WORK ORDER:
Wherever a line in the records contains the word "Freitag", return that line.

───── RECORDS

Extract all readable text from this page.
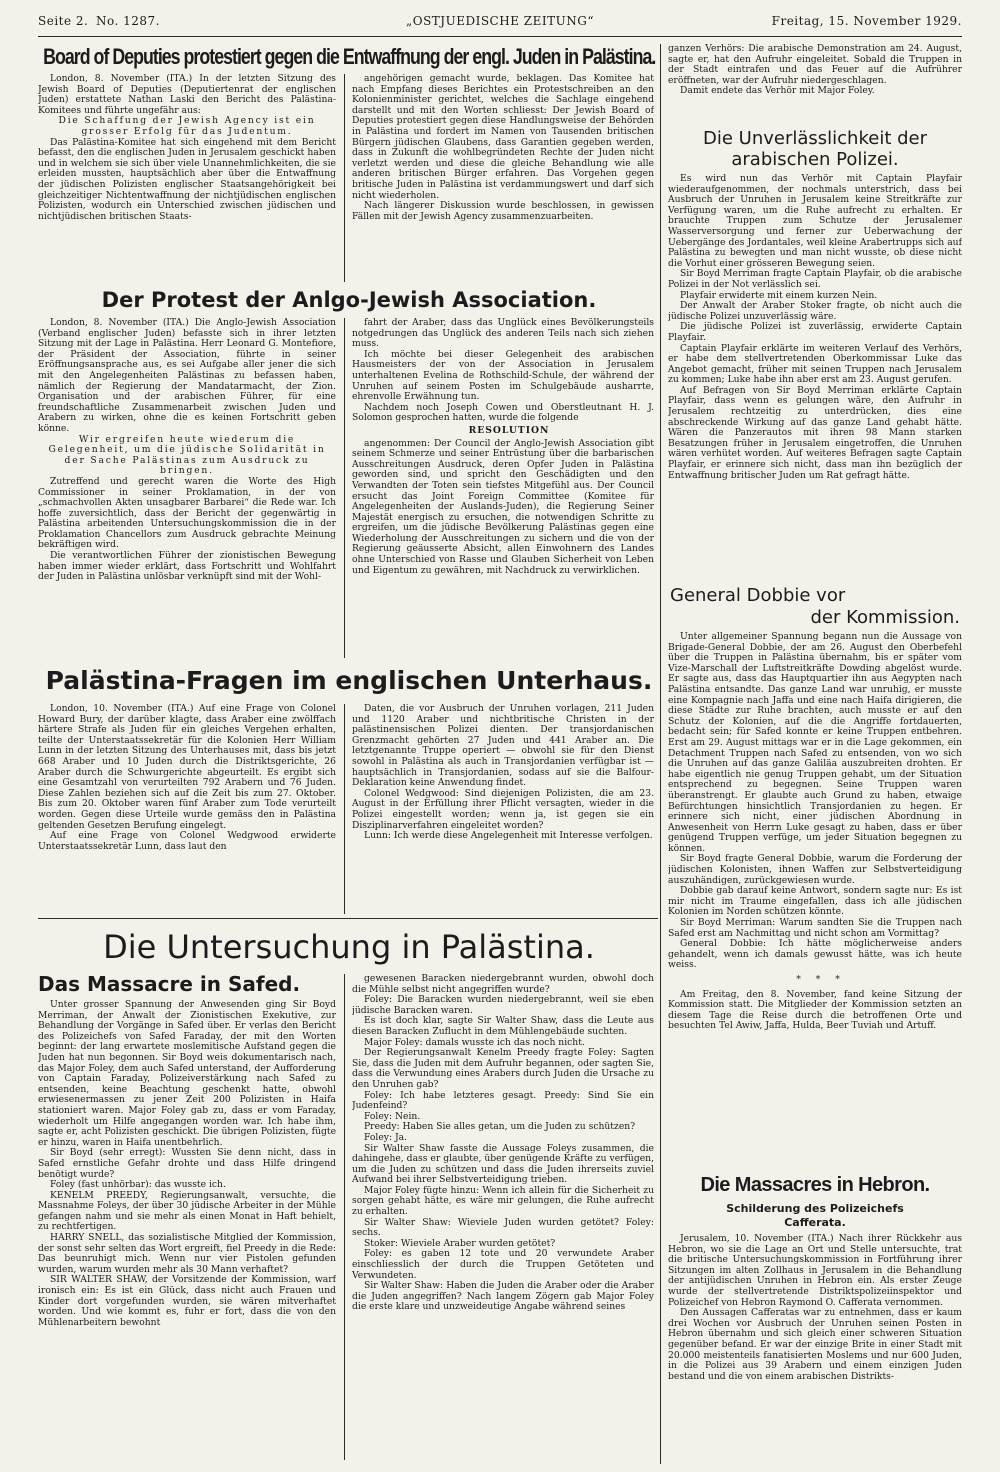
Seite 2. No. 1287.	„OSTJUEDISCHE ZEITUNG“	Freitag, 15. November 1929.
Board of Deputies protestiert gegen die Entwaffnung der engl. Juden in Palästina.

London, 8. November (ITA.) In der letzten Sitzung des Jewish Board of Deputies (Deputiertenrat der englischen Juden) erstattete Nathan Laski den Bericht des Palästina-Komitees und führte ungefähr aus:

Die Schaffung der Jewish Agency ist ein grosser Erfolg für das Judentum.

Das Palästina-Komitee hat sich eingehend mit dem Bericht befasst, den die englischen Juden in Jerusalem geschickt haben und in welchem sie sich über viele Unannehmlichkeiten, die sie erleiden mussten, hauptsächlich aber über die Entwaffnung der jüdischen Polizisten englischer Staatsangehörigkeit bei gleichzeitiger Nichtentwaffnung der nichtjüdischen englischen Polizisten, wodurch ein Unterschied zwischen jüdischen und nichtjüdischen britischen Staats-

angehörigen gemacht wurde, beklagen. Das Komitee hat nach Empfang dieses Berichtes ein Protestschreiben an den Kolonienminister gerichtet, welches die Sachlage eingehend darstellt und mit den Worten schliesst: Der Jewish Board of Deputies protestiert gegen diese Handlungsweise der Behörden in Palästina und fordert im Namen von Tausenden britischen Bürgern jüdischen Glaubens, dass Garantien gegeben werden, dass in Zukunft die wohlbegründeten Rechte der Juden nicht verletzt werden und diese die gleiche Behandlung wie alle anderen britischen Bürger erfahren. Das Vorgehen gegen britische Juden in Palästina ist verdammungswert und darf sich nicht wiederholen.

Nach längerer Diskussion wurde beschlossen, in gewissen Fällen mit der Jewish Agency zusammenzuarbeiten.

Der Protest der Anlgo-Jewish Association.

London, 8. November (ITA.) Die Anglo-Jewish Association (Verband englischer Juden) befasste sich in ihrer letzten Sitzung mit der Lage in Palästina. Herr Leonard G. Montefiore, der Präsident der Association, führte in seiner Eröffnungsansprache aus, es sei Aufgabe aller jener die sich mit den Angelegenheiten Palästinas zu befassen haben, nämlich der Regierung der Mandatarmacht, der Zion. Organisation und der arabischen Führer, für eine freundschaftliche Zusammenarbeit zwischen Juden und Arabern zu wirken, ohne die es keinen Fortschritt geben könne.

Wir ergreifen heute wiederum die Gelegenheit, um die jüdische Solidarität in der Sache Palästinas zum Ausdruck zu bringen.

Zutreffend und gerecht waren die Worte des High Commissioner in seiner Proklamation, in der von „schmachvollen Akten unsagbarer Barbarei“ die Rede war. Ich hoffe zuversichtlich, dass der Bericht der gegenwärtig in Palästina arbeitenden Untersuchungskommission die in der Proklamation Chancellors zum Ausdruck gebrachte Meinung bekräftigen wird.

Die verantwortlichen Führer der zionistischen Bewegung haben immer wieder erklärt, dass Fortschritt und Wohlfahrt der Juden in Palästina unlösbar verknüpft sind mit der Wohl-

fahrt der Araber, dass das Unglück eines Bevölkerungsteils notgedrungen das Unglück des anderen Teils nach sich ziehen muss.

Ich möchte bei dieser Gelegenheit des arabischen Hausmeisters der von der Association in Jerusalem unterhaltenen Evelina de Rothschild-Schule, der während der Unruhen auf seinem Posten im Schulgebäude ausharrte, ehrenvolle Erwähnung tun.

Nachdem noch Joseph Cowen und Oberstleutnant H. J. Solomon gesprochen hatten, wurde die folgende

RESOLUTION

angenommen: Der Council der Anglo-Jewish Association gibt seinem Schmerze und seiner Entrüstung über die barbarischen Ausschreitungen Ausdruck, deren Opfer Juden in Palästina geworden sind, und spricht den Geschädigten und den Verwandten der Toten sein tiefstes Mitgefühl aus. Der Council ersucht das Joint Foreign Committee (Komitee für Angelegenheiten der Auslands-Juden), die Regierung Seiner Majestät energisch zu ersuchen, die notwendigen Schritte zu ergreifen, um die jüdische Bevölkerung Palästinas gegen eine Wiederholung der Ausschreitungen zu sichern und die von der Regierung geäusserte Absicht, allen Einwohnern des Landes ohne Unterschied von Rasse und Glauben Sicherheit von Leben und Eigentum zu gewähren, mit Nachdruck zu verwirklichen.

Palästina-Fragen im englischen Unterhaus.

London, 10. November (ITA.) Auf eine Frage von Colonel Howard Bury, der darüber klagte, dass Araber eine zwölffach härtere Strafe als Juden für ein gleiches Vergehen erhalten, teilte der Unterstaatssekretär für die Kolonien Herr William Lunn in der letzten Sitzung des Unterhauses mit, dass bis jetzt 668 Araber und 10 Juden durch die Distriktsgerichte, 26 Araber durch die Schwurgerichte abgeurteilt. Es ergibt sich eine Gesamtzahl von verurteilten 792 Arabern und 76 Juden. Diese Zahlen beziehen sich auf die Zeit bis zum 27. Oktober. Bis zum 20. Oktober waren fünf Araber zum Tode verurteilt worden. Gegen diese Urteile wurde gemäss den in Palästina geltenden Gesetzen Berufung eingelegt.

Auf eine Frage von Colonel Wedgwood erwiderte Unterstaatssekretär Lunn, dass laut den

Daten, die vor Ausbruch der Unruhen vorlagen, 211 Juden und 1120 Araber und nichtbritische Christen in der palästinensischen Polizei dienten. Der transjordanischen Grenzmacht gehörten 27 Juden und 441 Araber an. Die letztgenannte Truppe operiert — obwohl sie für den Dienst sowohl in Palästina als auch in Transjordanien verfügbar ist — hauptsächlich in Transjordanien, sodass auf sie die Balfour-Deklaration keine Anwendung findet.

Colonel Wedgwood: Sind diejenigen Polizisten, die am 23. August in der Erfüllung ihrer Pflicht versagten, wieder in die Polizei eingestellt worden; wenn ja, ist gegen sie ein Disziplinarverfahren eingeleitet worden?

Lunn: Ich werde diese Angelegenheit mit Interesse verfolgen.

Die Untersuchung in Palästina.
Das Massacre in Safed.

Unter grosser Spannung der Anwesenden ging Sir Boyd Merriman, der Anwalt der Zionistischen Exekutive, zur Behandlung der Vorgänge in Safed über. Er verlas den Bericht des Polizeichefs von Safed Faraday, der mit den Worten beginnt: der lang erwartete moslemitische Aufstand gegen die Juden hat nun begonnen. Sir Boyd weis dokumentarisch nach, das Major Foley, dem auch Safed unterstand, der Aufforderung von Captain Faraday, Polizeiverstärkung nach Safed zu entsenden, keine Beachtung geschenkt hatte, obwohl erwiesenermassen zu jener Zeit 200 Polizisten in Haifa stationiert waren. Major Foley gab zu, dass er vom Faraday, wiederholt um Hilfe angegangen worden war. Ich habe ihm, sagte er, acht Polizisten geschickt. Die übrigen Polizisten, fügte er hinzu, waren in Haifa unentbehrlich.

Sir Boyd (sehr erregt): Wussten Sie denn nicht, dass in Safed ernstliche Gefahr drohte und dass Hilfe dringend benötigt wurde?

Foley (fast unhörbar): das wusste ich.

KENELM PREEDY, Regierungsanwalt, versuchte, die Massnahme Foleys, der über 30 jüdische Arbeiter in der Mühle gefangen nahm und sie mehr als einen Monat in Haft behielt, zu rechtfertigen.

HARRY SNELL, das sozialistische Mitglied der Kommission, der sonst sehr selten das Wort ergreift, fiel Preedy in die Rede: Das beunruhigt mich. Wenn nur vier Pistolen gefunden wurden, warum wurden mehr als 30 Mann verhaftet?

SIR WALTER SHAW, der Vorsitzende der Kommission, warf ironisch ein: Es ist ein Glück, dass nicht auch Frauen und Kinder dort vorgefunden wurden, sie wären mitverhaftet worden. Und wie kommt es, fuhr er fort, dass die von den Mühlenarbeitern bewohnt

gewesenen Baracken niedergebrannt wurden, obwohl doch die Mühle selbst nicht angegriffen wurde?

Foley: Die Baracken wurden niedergebrannt, weil sie eben jüdische Baracken waren.

Es ist doch klar, sagte Sir Walter Shaw, dass die Leute aus diesen Baracken Zuflucht in dem Mühlengebäude suchten.

Major Foley: damals wusste ich das noch nicht.

Der Regierungsanwalt Kenelm Preedy fragte Foley: Sagten Sie, dass die Juden mit dem Aufruhr begannen, oder sagten Sie, dass die Verwundung eines Arabers durch Juden die Ursache zu den Unruhen gab?

Foley: Ich habe letzteres gesagt. Preedy: Sind Sie ein Judenfeind?

Foley: Nein.

Preedy: Haben Sie alles getan, um die Juden zu schützen?

Foley: Ja.

Sir Walter Shaw fasste die Aussage Foleys zusammen, die dahingehe, dass er glaubte, über genügende Kräfte zu verfügen, um die Juden zu schützen und dass die Juden ihrerseits zuviel Aufwand bei ihrer Selbstverteidigung trieben.

Major Foley fügte hinzu: Wenn ich allein für die Sicherheit zu sorgen gehabt hätte, es wäre mir gelungen, die Ruhe aufrecht zu erhalten.

Sir Walter Shaw: Wieviele Juden wurden getötet? Foley: sechs.

Stoker: Wieviele Araber wurden getötet?

Foley: es gaben 12 tote und 20 verwundete Araber einschliesslich der durch die Truppen Getöteten und Verwundeten.

Sir Walter Shaw: Haben die Juden die Araber oder die Araber die Juden angegriffen? Nach langem Zögern gab Major Foley die erste klare und unzweideutige Angabe während seines

ganzen Verhörs: Die arabische Demonstration am 24. August, sagte er, hat den Aufruhr eingeleitet. Sobald die Truppen in der Stadt eintrafen und das Feuer auf die Aufrührer eröffneten, war der Aufruhr niedergeschlagen.

Damit endete das Verhör mit Major Foley.

Die Unverlässlichkeit der arabischen Polizei.

Es wird nun das Verhör mit Captain Playfair wiederaufgenommen, der nochmals unterstrich, dass bei Ausbruch der Unruhen in Jerusalem keine Streitkräfte zur Verfügung waren, um die Ruhe aufrecht zu erhalten. Er brauchte Truppen zum Schutze der Jerusalemer Wasserversorgung und ferner zur Ueberwachung der Uebergänge des Jordantales, weil kleine Arabertrupps sich auf Palästina zu bewegten und man nicht wusste, ob diese nicht die Vorhut einer grösseren Bewegung seien.

Sir Boyd Merriman fragte Captain Playfair, ob die arabische Polizei in der Not verlässlich sei.

Playfair erwiderte mit einem kurzen Nein.

Der Anwalt der Araber Stoker fragte, ob nicht auch die jüdische Polizei unzuverlässig wäre.

Die jüdische Polizei ist zuverlässig, erwiderte Captain Playfair.

Captain Playfair erklärte im weiteren Verlauf des Verhörs, er habe dem stellvertretenden Oberkommissar Luke das Angebot gemacht, früher mit seinen Truppen nach Jerusalem zu kommen; Luke habe ihn aber erst am 23. August gerufen.

Auf Befragen von Sir Boyd Merriman erklärte Captain Playfair, dass wenn es gelungen wäre, den Aufruhr in Jerusalem rechtzeitig zu unterdrücken, dies eine abschreckende Wirkung auf das ganze Land gehabt hätte. Wären die Panzerautos mit ihren 98 Mann starken Besatzungen früher in Jerusalem eingetroffen, die Unruhen wären verhütet worden. Auf weiteres Befragen sagte Captain Playfair, er erinnere sich nicht, dass man ihn bezüglich der Entwaffnung britischer Juden um Rat gefragt hätte.

General Dobbie vor
der Kommission.

Unter allgemeiner Spannung begann nun die Aussage von Brigade-General Dobbie, der am 26. August den Oberbefehl über die Truppen in Palästina übernahm, bis er später vom Vize-Marschall der Luftstreitkräfte Dowding abgelöst wurde. Er sagte aus, dass das Hauptquartier ihn aus Aegypten nach Palästina entsandte. Das ganze Land war unruhig, er musste eine Kompagnie nach Jaffa und eine nach Haifa dirigieren, die diese Städte zur Ruhe brachten, auch musste er auf den Schutz der Kolonien, auf die die Angriffe fortdauerten, bedacht sein; für Safed konnte er keine Truppen entbehren. Erst am 29. August mittags war er in die Lage gekommen, ein Detachment Truppen nach Safed zu entsenden, von wo sich die Unruhen auf das ganze Galiläa auszubreiten drohten. Er habe eigentlich nie genug Truppen gehabt, um der Situation entsprechend zu begegnen. Seine Truppen waren überanstrengt. Er glaubte auch Grund zu haben, etwaige Befürchtungen hinsichtlich Transjordanien zu hegen. Er erinnere sich nicht, einer jüdischen Abordnung in Anwesenheit von Herrn Luke gesagt zu haben, dass er über genügend Truppen verfüge, um jeder Situation begegnen zu können.

Sir Boyd fragte General Dobbie, warum die Forderung der jüdischen Kolonisten, ihnen Waffen zur Selbstverteidigung auszuhändigen, zurückgewiesen wurde.

Dobbie gab darauf keine Antwort, sondern sagte nur: Es ist mir nicht im Traume eingefallen, dass ich alle jüdischen Kolonien im Norden schützen könnte.

Sir Boyd Merriman: Warum sandten Sie die Truppen nach Safed erst am Nachmittag und nicht schon am Vormittag?

General Dobbie: Ich hätte möglicherweise anders gehandelt, wenn ich damals gewusst hätte, was ich heute weiss.

* * *

Am Freitag, den 8. November, fand keine Sitzung der Kommission statt. Die Mitglieder der Kommission setzten an diesem Tage die Reise durch die betroffenen Orte und besuchten Tel Awiw, Jaffa, Hulda, Beer Tuviah und Artuff.

Die Massacres in Hebron.
Schilderung des Polizeichefs
Cafferata.

Jerusalem, 10. November (ITA.) Nach ihrer Rückkehr aus Hebron, wo sie die Lage an Ort und Stelle untersuchte, trat die britische Untersuchungskommission in Fortführung ihrer Sitzungen im alten Zollhaus in Jerusalem in die Behandlung der antijüdischen Unruhen in Hebron ein. Als erster Zeuge wurde der stellvertretende Distriktspolizeiinspektor und Polizeichef von Hebron Raymond O. Cafferata vernommen.

Den Aussagen Cafferatas war zu entnehmen, dass er kaum drei Wochen vor Ausbruch der Unruhen seinen Posten in Hebron übernahm und sich gleich einer schweren Situation gegenüber befand. Er war der einzige Brite in einer Stadt mit 20.000 meistenteils fanatisierten Moslems und nur 600 Juden, in die Polizei aus 39 Arabern und einem einzigen Juden bestand und die von einem arabischen Distrikts-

──────────

SOLVED PROBLEM:
Seite 2. No. 1287.	„OSTJUEDISCHE ZEITUNG“	Freitag, 15. November 1929.
Am Freitag, den 8. November, fand keine Sitzung der Kommission statt. Die Mitglieder der Kommission setzten an diesem Tage die Reise durch die betroffenen Orte und besuchten Tel Awiw, Jaffa, Hulda, Beer Tuviah und Artuff.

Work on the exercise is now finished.